[Text section]
And that's interesting ("suggestive") about the focus complaints with the Tokina lens on the Canon.


----------



## JerryPH (Mar 18, 2009)

Mike_E said:


> One of my favorite lenses is a Tokina 28-80mm f/2.8. Most Canon shooters I've ever heard disliked the lens but practically every Nikon shooter loved it. (of those who used it of course)
> 
> Focus was always the complaint among the Canon shooters.


 
Well to be honest, Sigma has some issues with consistency and quality control.  When they get something right, it is incredibly right... reverse is true too.  They have a bit of a bad track record with some lenses and QC.

Honestly, I sincerely doubt that mirror slap was so bad that it would cause this level of blur.  That would have to be a seriously instable tripod... lol

The fact that this happens on more than 1 lens also points the finger at the camera.  That is why I was asking about actuations.  A well used camera would have a lot of loose parts and could cause these fluctuations in focus.  XT or XTi's are not really made to go much over 50,000 actuations without issues.


----------



## Dao (Mar 18, 2009)

If you are still interested in doing more testing, this site is pretty helpful.


Nikon D70 Focus Chart


----------



## JonHornsby (Mar 18, 2009)

Oh, excuse me, *JerryPH*.  I didn't realize what you meant by actuations.  I would guess the shutter had been pressed maybe a couple of thousand times over the past two years.

And thanks, *Dao*, that looks very useful.  But since Jenny has now sold the camera, I won't be pursuing testing for the Rebel Xt.  However, I will save this on my hard drive for future tests, should the need arise.


----------

[Set tasks]
- A) Summarize the forum thread on focus problems in two sentences.
- B) Name every camera or lens maker that the forum thread on focus problems mentions.

[Collected material]
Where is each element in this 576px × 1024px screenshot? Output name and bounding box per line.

[Expected outputs]
- A) JerryPH says Sigma has a poor record on quality control, doubts that mirror slap could cause this much blur, and suspects the camera because the problem shows up on more than one lens. JonHornsby estimates the shutter was pressed a couple of thousand times over two years and says he won't test the Rebel Xt further because Jenny sold it, but he will save the focus chart site Dao suggested.

- B) Tokina, Canon, Nikon, Sigma